**TASK OBJECTIVE**
Search the data below for the word "values" and copy each line that holds it.

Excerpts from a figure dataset

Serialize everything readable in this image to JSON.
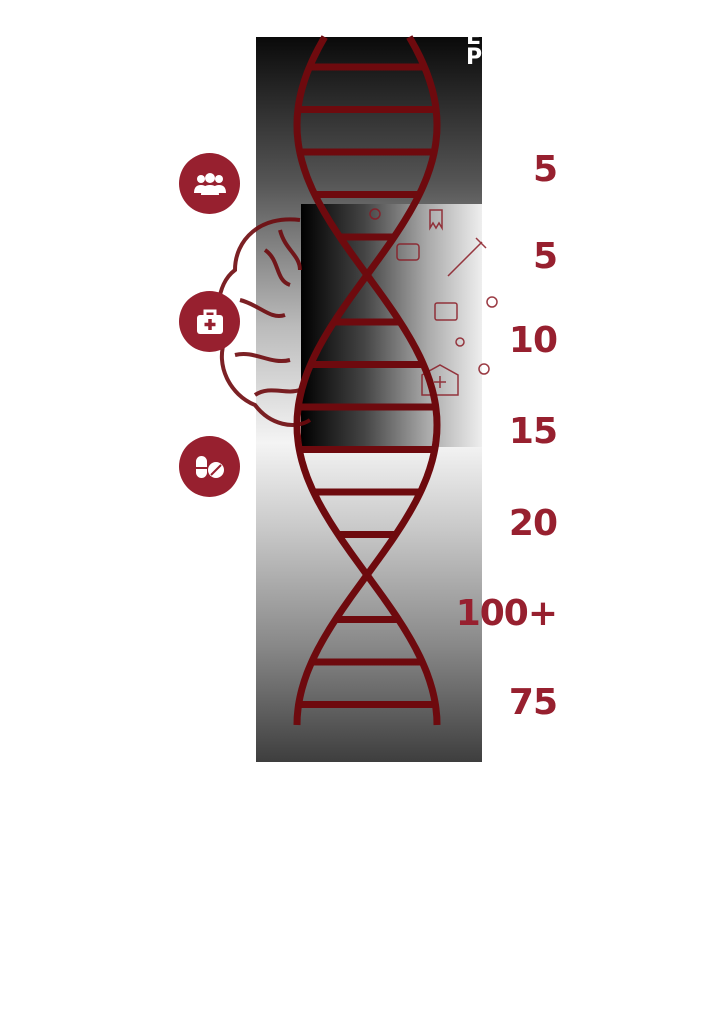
{
  "header": {
    "title_fragment": "E\nP"
  },
  "icons": [
    {
      "name": "people-icon"
    },
    {
      "name": "medical-kit-icon"
    },
    {
      "name": "pills-icon"
    }
  ],
  "stats": [
    "5",
    "5",
    "10",
    "15",
    "20",
    "100+",
    "75"
  ],
  "colors": {
    "accent": "#97202f",
    "dna": "#6e0a0e"
  }
}
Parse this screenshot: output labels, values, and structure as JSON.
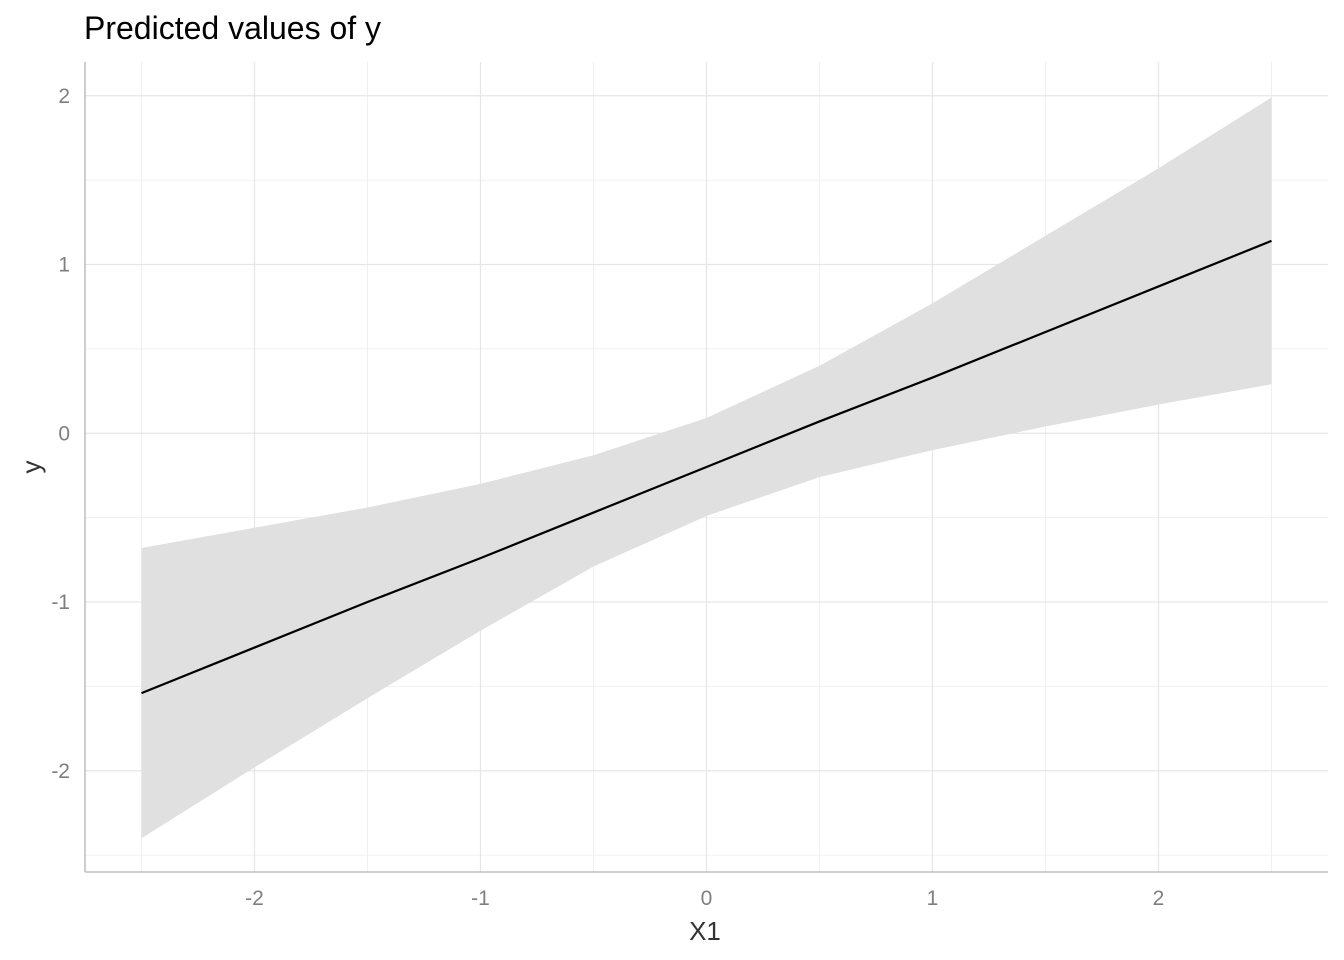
{
  "chart_data": {
    "type": "line",
    "title": "Predicted values of y",
    "xlabel": "X1",
    "ylabel": "y",
    "xlim": [
      -2.75,
      2.75
    ],
    "ylim": [
      -2.6,
      2.2
    ],
    "x_ticks": [
      -2,
      -1,
      0,
      1,
      2
    ],
    "x_tick_labels": [
      "-2",
      "-1",
      "0",
      "1",
      "2"
    ],
    "y_ticks": [
      -2,
      -1,
      0,
      1,
      2
    ],
    "y_tick_labels": [
      "-2",
      "-1",
      "0",
      "1",
      "2"
    ],
    "grid": true,
    "colors": {
      "line": "#000000",
      "ribbon": "#e0e0e0",
      "grid_major": "#e6e6e6",
      "grid_minor": "#f0f0f0",
      "axis": "#b3b3b3"
    },
    "series": [
      {
        "x": [
          -2.5,
          -2.0,
          -1.5,
          -1.0,
          -0.5,
          0.0,
          0.5,
          1.0,
          1.5,
          2.0,
          2.5
        ],
        "y": [
          -1.54,
          -1.27,
          -1.0,
          -0.74,
          -0.47,
          -0.2,
          0.07,
          0.33,
          0.6,
          0.87,
          1.14
        ],
        "lower": [
          -2.4,
          -1.98,
          -1.57,
          -1.17,
          -0.79,
          -0.49,
          -0.26,
          -0.1,
          0.04,
          0.17,
          0.29
        ],
        "upper": [
          -0.68,
          -0.56,
          -0.44,
          -0.3,
          -0.13,
          0.09,
          0.4,
          0.77,
          1.17,
          1.57,
          1.99
        ]
      }
    ]
  }
}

**SOLUTION TO THE EXERCISE**
Parse this screenshot: output labels, values, and structure as JSON.
    "title": "Predicted values of y",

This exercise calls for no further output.